> **Stated goal**:
Print out the material that follows word for word.

> **Information shown**:

*-*-*

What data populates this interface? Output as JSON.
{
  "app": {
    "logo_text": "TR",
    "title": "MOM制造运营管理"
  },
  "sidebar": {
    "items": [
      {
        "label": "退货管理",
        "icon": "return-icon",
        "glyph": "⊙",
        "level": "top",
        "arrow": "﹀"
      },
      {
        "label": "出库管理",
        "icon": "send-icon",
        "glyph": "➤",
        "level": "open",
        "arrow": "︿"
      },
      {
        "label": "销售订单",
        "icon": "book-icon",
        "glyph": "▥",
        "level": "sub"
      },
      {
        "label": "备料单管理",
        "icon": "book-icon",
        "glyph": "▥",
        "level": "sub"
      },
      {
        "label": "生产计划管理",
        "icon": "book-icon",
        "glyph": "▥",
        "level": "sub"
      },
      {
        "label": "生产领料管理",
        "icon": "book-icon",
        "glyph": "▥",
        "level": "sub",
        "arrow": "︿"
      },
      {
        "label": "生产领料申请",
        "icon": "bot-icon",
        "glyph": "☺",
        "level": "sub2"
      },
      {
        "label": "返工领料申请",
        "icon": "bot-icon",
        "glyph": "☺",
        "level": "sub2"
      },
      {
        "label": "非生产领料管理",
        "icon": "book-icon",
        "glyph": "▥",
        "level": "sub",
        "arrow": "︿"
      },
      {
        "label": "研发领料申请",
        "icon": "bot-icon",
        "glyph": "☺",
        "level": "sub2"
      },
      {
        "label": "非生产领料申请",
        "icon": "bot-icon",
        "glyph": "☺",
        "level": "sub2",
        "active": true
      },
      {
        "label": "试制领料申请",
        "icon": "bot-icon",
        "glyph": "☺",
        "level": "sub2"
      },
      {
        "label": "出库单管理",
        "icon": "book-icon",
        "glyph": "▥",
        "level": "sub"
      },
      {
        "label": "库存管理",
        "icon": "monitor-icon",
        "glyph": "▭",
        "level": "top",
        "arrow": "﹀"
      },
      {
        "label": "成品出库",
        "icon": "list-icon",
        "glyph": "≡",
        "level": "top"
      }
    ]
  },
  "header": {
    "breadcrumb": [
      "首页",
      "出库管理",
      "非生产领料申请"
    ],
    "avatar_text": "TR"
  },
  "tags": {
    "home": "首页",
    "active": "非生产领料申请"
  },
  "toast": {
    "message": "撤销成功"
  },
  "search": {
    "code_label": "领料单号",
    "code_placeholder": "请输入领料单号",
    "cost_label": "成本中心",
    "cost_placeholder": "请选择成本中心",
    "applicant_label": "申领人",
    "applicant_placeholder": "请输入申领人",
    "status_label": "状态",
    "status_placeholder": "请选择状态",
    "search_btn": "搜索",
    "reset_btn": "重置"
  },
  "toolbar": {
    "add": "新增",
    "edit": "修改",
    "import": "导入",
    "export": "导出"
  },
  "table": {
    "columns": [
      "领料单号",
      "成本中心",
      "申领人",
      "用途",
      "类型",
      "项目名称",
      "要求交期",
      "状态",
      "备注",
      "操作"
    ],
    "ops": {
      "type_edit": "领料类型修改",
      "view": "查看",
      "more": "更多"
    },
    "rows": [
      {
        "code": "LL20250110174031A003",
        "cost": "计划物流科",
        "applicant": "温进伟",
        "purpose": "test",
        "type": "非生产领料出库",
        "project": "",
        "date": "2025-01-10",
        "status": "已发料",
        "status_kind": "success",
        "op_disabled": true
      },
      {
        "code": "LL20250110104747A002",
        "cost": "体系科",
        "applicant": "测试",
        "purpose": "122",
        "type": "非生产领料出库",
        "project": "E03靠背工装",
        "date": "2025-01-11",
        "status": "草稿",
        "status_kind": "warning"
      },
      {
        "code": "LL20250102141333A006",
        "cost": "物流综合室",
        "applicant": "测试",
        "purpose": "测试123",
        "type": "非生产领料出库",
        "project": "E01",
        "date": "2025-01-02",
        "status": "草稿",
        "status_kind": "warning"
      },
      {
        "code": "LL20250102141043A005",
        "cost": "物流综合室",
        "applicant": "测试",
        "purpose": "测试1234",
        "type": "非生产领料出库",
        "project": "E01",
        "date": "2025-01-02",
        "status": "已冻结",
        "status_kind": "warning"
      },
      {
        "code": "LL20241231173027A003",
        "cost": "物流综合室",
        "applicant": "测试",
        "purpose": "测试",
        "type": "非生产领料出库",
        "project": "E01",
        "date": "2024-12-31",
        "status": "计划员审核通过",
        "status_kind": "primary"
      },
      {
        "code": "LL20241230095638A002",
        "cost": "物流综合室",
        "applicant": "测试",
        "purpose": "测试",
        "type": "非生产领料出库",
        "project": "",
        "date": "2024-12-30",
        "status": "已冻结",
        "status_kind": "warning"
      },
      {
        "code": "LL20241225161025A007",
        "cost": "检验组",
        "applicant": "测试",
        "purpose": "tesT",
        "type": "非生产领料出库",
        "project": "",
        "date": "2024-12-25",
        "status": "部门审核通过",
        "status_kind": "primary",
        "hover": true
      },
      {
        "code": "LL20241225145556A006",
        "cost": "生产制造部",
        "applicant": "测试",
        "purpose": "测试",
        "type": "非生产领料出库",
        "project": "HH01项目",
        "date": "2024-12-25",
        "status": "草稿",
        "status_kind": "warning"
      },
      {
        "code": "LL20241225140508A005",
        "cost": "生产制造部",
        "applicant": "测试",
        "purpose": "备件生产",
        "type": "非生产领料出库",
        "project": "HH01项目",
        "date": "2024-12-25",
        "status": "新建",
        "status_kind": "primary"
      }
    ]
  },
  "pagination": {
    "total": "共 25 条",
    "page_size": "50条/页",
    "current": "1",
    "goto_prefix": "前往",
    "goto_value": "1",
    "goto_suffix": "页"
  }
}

*-*-*

> **Written answer**:
What data populates this interface? Output as JSON.
{
  "app": {
    "logo_text": "TR",
    "title": "MOM制造运营管理"
  },
  "sidebar": {
    "items": [
      {
        "label": "退货管理",
        "icon": "return-icon",
        "glyph": "⊙",
        "level": "top",
        "arrow": "﹀"
      },
      {
        "label": "出库管理",
        "icon": "send-icon",
        "glyph": "➤",
        "level": "open",
        "arrow": "︿"
      },
      {
        "label": "销售订单",
        "icon": "book-icon",
        "glyph": "▥",
        "level": "sub"
      },
      {
        "label": "备料单管理",
        "icon": "book-icon",
        "glyph": "▥",
        "level": "sub"
      },
      {
        "label": "生产计划管理",
        "icon": "book-icon",
        "glyph": "▥",
        "level": "sub"
      },
      {
        "label": "生产领料管理",
        "icon": "book-icon",
        "glyph": "▥",
        "level": "sub",
        "arrow": "︿"
      },
      {
        "label": "生产领料申请",
        "icon": "bot-icon",
        "glyph": "☺",
        "level": "sub2"
      },
      {
        "label": "返工领料申请",
        "icon": "bot-icon",
        "glyph": "☺",
        "level": "sub2"
      },
      {
        "label": "非生产领料管理",
        "icon": "book-icon",
        "glyph": "▥",
        "level": "sub",
        "arrow": "︿"
      },
      {
        "label": "研发领料申请",
        "icon": "bot-icon",
        "glyph": "☺",
        "level": "sub2"
      },
      {
        "label": "非生产领料申请",
        "icon": "bot-icon",
        "glyph": "☺",
        "level": "sub2",
        "active": true
      },
      {
        "label": "试制领料申请",
        "icon": "bot-icon",
        "glyph": "☺",
        "level": "sub2"
      },
      {
        "label": "出库单管理",
        "icon": "book-icon",
        "glyph": "▥",
        "level": "sub"
      },
      {
        "label": "库存管理",
        "icon": "monitor-icon",
        "glyph": "▭",
        "level": "top",
        "arrow": "﹀"
      },
      {
        "label": "成品出库",
        "icon": "list-icon",
        "glyph": "≡",
        "level": "top"
      }
    ]
  },
  "header": {
    "breadcrumb": [
      "首页",
      "出库管理",
      "非生产领料申请"
    ],
    "avatar_text": "TR"
  },
  "tags": {
    "home": "首页",
    "active": "非生产领料申请"
  },
  "toast": {
    "message": "撤销成功"
  },
  "search": {
    "code_label": "领料单号",
    "code_placeholder": "请输入领料单号",
    "cost_label": "成本中心",
    "cost_placeholder": "请选择成本中心",
    "applicant_label": "申领人",
    "applicant_placeholder": "请输入申领人",
    "status_label": "状态",
    "status_placeholder": "请选择状态",
    "search_btn": "搜索",
    "reset_btn": "重置"
  },
  "toolbar": {
    "add": "新增",
    "edit": "修改",
    "import": "导入",
    "export": "导出"
  },
  "table": {
    "columns": [
      "领料单号",
      "成本中心",
      "申领人",
      "用途",
      "类型",
      "项目名称",
      "要求交期",
      "状态",
      "备注",
      "操作"
    ],
    "ops": {
      "type_edit": "领料类型修改",
      "view": "查看",
      "more": "更多"
    },
    "rows": [
      {
        "code": "LL20250110174031A003",
        "cost": "计划物流科",
        "applicant": "温进伟",
        "purpose": "test",
        "type": "非生产领料出库",
        "project": "",
        "date": "2025-01-10",
        "status": "已发料",
        "status_kind": "success",
        "op_disabled": true
      },
      {
        "code": "LL20250110104747A002",
        "cost": "体系科",
        "applicant": "测试",
        "purpose": "122",
        "type": "非生产领料出库",
        "project": "E03靠背工装",
        "date": "2025-01-11",
        "status": "草稿",
        "status_kind": "warning"
      },
      {
        "code": "LL20250102141333A006",
        "cost": "物流综合室",
        "applicant": "测试",
        "purpose": "测试123",
        "type": "非生产领料出库",
        "project": "E01",
        "date": "2025-01-02",
        "status": "草稿",
        "status_kind": "warning"
      },
      {
        "code": "LL20250102141043A005",
        "cost": "物流综合室",
        "applicant": "测试",
        "purpose": "测试1234",
        "type": "非生产领料出库",
        "project": "E01",
        "date": "2025-01-02",
        "status": "已冻结",
        "status_kind": "warning"
      },
      {
        "code": "LL20241231173027A003",
        "cost": "物流综合室",
        "applicant": "测试",
        "purpose": "测试",
        "type": "非生产领料出库",
        "project": "E01",
        "date": "2024-12-31",
        "status": "计划员审核通过",
        "status_kind": "primary"
      },
      {
        "code": "LL20241230095638A002",
        "cost": "物流综合室",
        "applicant": "测试",
        "purpose": "测试",
        "type": "非生产领料出库",
        "project": "",
        "date": "2024-12-30",
        "status": "已冻结",
        "status_kind": "warning"
      },
      {
        "code": "LL20241225161025A007",
        "cost": "检验组",
        "applicant": "测试",
        "purpose": "tesT",
        "type": "非生产领料出库",
        "project": "",
        "date": "2024-12-25",
        "status": "部门审核通过",
        "status_kind": "primary",
        "hover": true
      },
      {
        "code": "LL20241225145556A006",
        "cost": "生产制造部",
        "applicant": "测试",
        "purpose": "测试",
        "type": "非生产领料出库",
        "project": "HH01项目",
        "date": "2024-12-25",
        "status": "草稿",
        "status_kind": "warning"
      },
      {
        "code": "LL20241225140508A005",
        "cost": "生产制造部",
        "applicant": "测试",
        "purpose": "备件生产",
        "type": "非生产领料出库",
        "project": "HH01项目",
        "date": "2024-12-25",
        "status": "新建",
        "status_kind": "primary"
      }
    ]
  },
  "pagination": {
    "total": "共 25 条",
    "page_size": "50条/页",
    "current": "1",
    "goto_prefix": "前往",
    "goto_value": "1",
    "goto_suffix": "页"
  }
}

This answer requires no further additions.